======== MATERIAL SUPPLIED ========
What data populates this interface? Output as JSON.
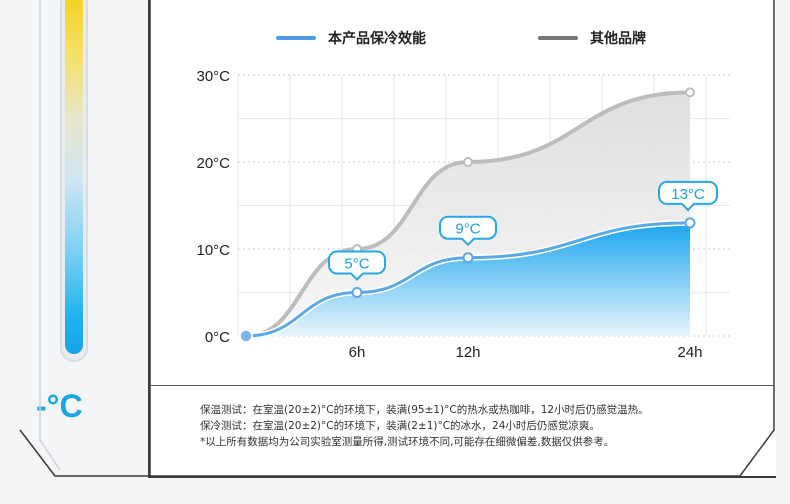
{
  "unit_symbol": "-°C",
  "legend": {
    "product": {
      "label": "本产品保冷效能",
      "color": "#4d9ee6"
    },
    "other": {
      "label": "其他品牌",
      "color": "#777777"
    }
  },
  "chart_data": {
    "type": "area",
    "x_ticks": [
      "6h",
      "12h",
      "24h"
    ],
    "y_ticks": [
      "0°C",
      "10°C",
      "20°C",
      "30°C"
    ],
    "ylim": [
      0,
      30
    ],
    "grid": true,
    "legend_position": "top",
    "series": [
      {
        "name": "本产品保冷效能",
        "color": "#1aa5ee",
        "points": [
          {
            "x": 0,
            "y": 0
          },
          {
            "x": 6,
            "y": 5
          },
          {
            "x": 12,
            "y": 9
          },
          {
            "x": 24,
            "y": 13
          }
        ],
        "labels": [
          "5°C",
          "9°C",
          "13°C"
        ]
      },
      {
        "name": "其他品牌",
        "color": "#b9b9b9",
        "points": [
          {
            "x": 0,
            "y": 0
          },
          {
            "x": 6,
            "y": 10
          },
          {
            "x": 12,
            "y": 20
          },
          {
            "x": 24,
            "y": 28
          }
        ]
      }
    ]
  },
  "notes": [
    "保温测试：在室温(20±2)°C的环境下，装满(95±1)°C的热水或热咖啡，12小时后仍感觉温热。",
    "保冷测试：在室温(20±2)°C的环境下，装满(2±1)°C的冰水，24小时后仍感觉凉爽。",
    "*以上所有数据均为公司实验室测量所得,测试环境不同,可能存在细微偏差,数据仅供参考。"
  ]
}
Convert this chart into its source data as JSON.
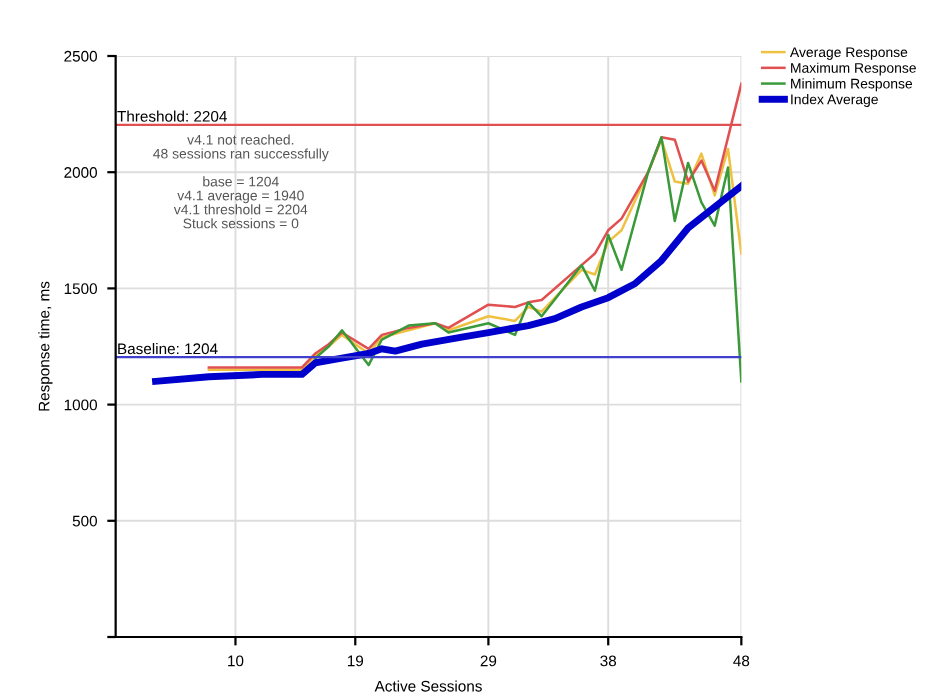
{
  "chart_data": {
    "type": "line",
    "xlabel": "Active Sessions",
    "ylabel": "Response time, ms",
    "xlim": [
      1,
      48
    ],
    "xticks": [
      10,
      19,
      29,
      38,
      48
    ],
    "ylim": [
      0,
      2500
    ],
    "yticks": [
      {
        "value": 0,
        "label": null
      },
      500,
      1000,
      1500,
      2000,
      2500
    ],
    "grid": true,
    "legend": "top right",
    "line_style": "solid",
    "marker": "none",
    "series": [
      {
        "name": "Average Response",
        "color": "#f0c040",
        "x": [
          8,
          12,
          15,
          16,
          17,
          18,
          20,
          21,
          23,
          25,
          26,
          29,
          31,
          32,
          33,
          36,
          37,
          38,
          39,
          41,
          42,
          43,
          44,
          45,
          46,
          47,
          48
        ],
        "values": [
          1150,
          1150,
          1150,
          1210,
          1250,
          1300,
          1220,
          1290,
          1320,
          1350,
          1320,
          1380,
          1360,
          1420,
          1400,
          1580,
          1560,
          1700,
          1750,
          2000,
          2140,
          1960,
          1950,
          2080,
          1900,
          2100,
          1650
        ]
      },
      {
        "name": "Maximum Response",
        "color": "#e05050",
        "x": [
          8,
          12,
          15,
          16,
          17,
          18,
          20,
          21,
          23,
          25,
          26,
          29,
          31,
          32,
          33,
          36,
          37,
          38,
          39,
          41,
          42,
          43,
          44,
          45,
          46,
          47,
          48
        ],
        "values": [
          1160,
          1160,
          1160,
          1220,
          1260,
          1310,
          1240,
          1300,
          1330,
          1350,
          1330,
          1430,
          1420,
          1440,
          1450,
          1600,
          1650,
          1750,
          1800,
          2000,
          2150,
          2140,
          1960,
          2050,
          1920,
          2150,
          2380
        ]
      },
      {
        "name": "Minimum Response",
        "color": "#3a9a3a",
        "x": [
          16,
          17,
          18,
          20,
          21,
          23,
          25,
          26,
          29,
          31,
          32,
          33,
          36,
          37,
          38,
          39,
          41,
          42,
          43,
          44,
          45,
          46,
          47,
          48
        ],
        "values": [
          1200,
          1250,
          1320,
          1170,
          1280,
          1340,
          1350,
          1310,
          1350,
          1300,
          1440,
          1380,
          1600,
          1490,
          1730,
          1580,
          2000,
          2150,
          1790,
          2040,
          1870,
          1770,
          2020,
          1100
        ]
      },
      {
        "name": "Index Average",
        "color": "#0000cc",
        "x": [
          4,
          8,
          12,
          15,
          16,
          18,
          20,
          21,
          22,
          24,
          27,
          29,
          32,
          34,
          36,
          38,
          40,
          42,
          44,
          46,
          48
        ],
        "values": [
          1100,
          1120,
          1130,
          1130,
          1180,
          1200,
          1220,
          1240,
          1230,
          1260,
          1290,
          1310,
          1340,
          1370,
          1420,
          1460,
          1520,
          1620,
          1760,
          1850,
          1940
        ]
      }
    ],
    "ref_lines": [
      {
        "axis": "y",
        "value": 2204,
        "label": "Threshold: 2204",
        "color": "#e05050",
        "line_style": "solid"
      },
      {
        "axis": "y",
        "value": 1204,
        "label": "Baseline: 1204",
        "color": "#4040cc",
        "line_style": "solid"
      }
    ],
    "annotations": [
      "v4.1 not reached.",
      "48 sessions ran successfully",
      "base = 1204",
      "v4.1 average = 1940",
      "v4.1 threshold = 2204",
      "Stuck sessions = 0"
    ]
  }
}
========
======== MATERIAL SUPPLIED ========
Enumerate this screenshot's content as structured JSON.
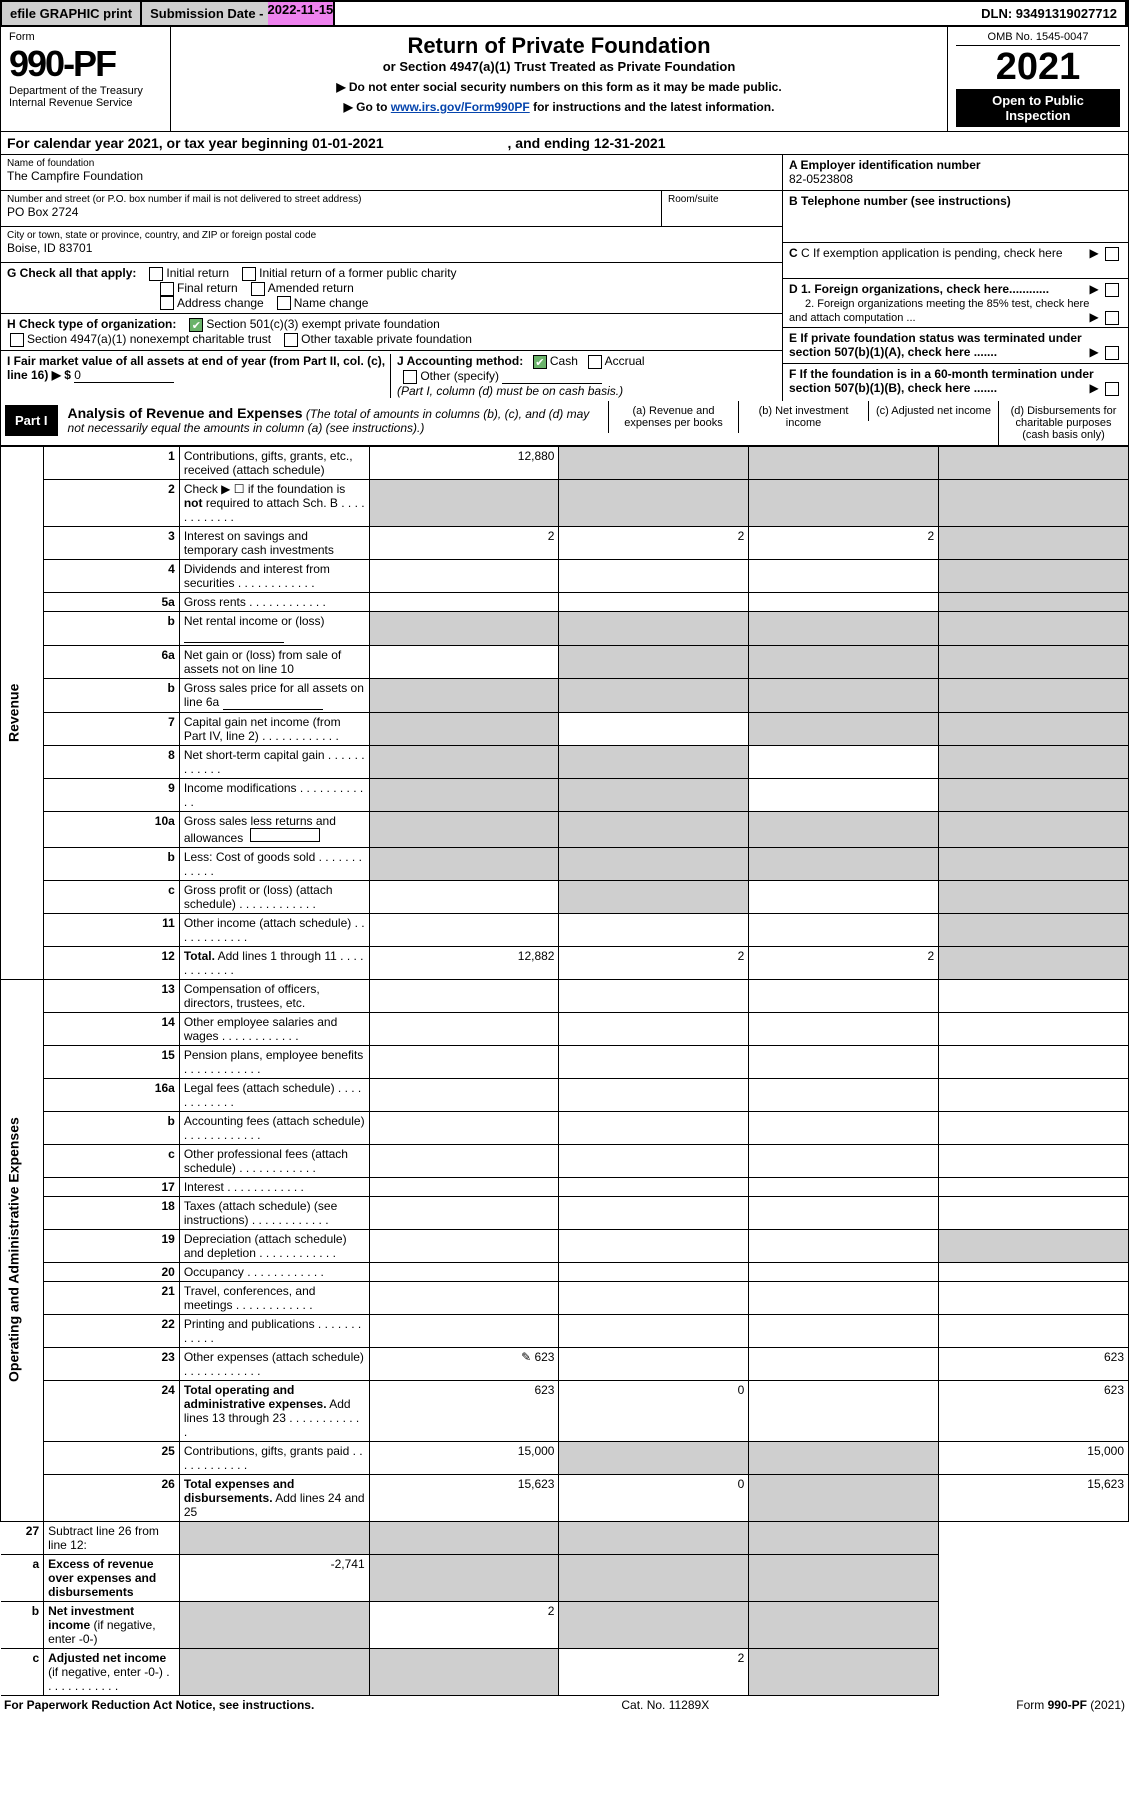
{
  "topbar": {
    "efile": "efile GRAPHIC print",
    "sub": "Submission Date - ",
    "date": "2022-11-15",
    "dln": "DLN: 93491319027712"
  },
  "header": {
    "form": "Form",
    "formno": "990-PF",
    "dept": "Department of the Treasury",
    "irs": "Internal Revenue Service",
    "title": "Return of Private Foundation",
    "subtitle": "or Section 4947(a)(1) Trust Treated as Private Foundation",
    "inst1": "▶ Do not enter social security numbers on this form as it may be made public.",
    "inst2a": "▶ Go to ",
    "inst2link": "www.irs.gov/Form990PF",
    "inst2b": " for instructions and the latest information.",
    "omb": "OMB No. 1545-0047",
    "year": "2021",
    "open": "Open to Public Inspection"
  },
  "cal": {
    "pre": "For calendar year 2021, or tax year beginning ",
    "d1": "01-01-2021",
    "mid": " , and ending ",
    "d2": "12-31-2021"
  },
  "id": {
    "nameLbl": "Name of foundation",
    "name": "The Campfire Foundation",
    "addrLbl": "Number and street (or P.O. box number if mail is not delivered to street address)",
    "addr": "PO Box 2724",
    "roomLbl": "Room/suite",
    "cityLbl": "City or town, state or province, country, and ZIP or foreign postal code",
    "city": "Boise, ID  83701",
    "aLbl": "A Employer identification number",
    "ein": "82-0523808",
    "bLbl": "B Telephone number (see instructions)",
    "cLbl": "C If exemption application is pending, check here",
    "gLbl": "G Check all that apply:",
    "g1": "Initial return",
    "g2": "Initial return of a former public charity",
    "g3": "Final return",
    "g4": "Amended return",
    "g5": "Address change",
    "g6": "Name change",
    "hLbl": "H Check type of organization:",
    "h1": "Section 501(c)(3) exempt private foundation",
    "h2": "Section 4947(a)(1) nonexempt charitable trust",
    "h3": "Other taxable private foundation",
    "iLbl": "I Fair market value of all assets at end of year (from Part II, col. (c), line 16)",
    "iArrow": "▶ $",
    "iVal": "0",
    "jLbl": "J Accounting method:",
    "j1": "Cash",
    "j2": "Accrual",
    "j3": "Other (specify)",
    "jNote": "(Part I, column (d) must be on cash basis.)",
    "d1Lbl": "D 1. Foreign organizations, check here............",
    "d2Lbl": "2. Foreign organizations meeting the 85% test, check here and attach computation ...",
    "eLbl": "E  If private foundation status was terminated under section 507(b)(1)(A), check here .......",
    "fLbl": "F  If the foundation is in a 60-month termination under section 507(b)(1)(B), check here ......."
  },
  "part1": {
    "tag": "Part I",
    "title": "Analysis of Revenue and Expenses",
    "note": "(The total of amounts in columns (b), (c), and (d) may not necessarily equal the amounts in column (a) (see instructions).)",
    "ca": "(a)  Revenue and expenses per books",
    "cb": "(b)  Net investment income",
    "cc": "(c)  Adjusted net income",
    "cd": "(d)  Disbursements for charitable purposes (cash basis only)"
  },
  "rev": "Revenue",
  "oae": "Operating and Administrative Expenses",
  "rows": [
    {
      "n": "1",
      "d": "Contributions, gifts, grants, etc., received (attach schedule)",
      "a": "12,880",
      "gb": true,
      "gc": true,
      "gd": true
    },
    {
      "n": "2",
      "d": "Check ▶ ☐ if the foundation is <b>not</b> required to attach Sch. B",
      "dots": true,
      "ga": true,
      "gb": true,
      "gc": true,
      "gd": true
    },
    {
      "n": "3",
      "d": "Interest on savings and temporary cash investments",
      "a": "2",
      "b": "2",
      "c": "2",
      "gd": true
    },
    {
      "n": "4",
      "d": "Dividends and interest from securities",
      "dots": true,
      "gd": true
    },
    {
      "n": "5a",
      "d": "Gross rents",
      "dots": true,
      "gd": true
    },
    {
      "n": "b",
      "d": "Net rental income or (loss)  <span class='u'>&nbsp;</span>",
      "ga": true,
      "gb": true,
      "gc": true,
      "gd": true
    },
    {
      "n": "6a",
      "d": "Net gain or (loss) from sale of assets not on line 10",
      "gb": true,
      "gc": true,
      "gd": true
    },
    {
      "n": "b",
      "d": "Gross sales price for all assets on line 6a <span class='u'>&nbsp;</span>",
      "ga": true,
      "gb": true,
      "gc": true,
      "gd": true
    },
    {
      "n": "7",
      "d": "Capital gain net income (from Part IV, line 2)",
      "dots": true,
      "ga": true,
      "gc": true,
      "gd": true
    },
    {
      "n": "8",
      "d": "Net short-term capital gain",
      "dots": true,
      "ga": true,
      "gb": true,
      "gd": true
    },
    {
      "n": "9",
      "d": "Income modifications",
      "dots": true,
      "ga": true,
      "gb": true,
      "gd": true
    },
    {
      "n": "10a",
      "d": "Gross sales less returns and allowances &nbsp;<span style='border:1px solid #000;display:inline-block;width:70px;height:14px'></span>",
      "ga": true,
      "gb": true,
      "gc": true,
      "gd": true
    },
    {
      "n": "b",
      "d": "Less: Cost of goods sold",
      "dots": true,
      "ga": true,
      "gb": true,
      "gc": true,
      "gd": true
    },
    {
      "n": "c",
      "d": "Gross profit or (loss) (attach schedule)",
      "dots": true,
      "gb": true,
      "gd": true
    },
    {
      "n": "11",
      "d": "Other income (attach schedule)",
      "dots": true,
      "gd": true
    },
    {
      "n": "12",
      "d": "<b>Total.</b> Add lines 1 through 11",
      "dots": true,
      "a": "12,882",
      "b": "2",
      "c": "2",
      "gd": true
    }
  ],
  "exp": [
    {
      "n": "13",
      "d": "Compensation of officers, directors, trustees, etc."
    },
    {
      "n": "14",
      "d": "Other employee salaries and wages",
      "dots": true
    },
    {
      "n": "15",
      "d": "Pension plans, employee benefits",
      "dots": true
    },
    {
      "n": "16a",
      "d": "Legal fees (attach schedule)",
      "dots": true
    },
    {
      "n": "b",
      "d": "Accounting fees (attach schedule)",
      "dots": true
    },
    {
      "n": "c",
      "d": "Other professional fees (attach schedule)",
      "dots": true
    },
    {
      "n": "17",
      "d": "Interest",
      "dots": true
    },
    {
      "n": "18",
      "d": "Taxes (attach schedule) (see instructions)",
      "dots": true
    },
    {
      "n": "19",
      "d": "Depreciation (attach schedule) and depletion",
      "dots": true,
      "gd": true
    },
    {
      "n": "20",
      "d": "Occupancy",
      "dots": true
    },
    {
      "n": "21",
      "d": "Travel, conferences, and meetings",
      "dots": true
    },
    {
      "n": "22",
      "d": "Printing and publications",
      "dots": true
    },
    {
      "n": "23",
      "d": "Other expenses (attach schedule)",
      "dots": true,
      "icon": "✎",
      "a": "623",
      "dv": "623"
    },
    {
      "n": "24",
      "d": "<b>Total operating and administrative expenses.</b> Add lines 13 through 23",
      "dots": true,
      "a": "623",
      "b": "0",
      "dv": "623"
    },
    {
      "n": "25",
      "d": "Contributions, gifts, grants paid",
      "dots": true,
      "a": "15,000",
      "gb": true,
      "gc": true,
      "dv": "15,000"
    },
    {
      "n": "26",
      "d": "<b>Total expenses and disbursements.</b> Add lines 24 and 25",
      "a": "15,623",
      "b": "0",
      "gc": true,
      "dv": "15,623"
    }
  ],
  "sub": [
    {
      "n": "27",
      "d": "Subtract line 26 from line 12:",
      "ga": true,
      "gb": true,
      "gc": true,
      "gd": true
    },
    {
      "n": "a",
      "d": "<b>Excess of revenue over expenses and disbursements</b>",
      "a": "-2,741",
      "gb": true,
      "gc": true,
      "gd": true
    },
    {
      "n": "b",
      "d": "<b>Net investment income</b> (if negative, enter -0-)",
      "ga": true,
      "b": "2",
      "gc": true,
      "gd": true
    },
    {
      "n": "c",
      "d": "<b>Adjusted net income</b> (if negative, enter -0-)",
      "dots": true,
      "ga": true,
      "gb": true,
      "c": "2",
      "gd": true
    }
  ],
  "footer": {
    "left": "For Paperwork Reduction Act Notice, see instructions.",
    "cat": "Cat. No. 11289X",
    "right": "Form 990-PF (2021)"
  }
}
========
§ PROBLEM TO WORK ON: Using the listing above, locate the lines that hold "Contributions" and copy each one.

§ WRITTEN REPLY:
      "d": "Contributions, gifts, grants, etc., received (attach schedule)",
      "d": "Contributions, gifts, grants paid",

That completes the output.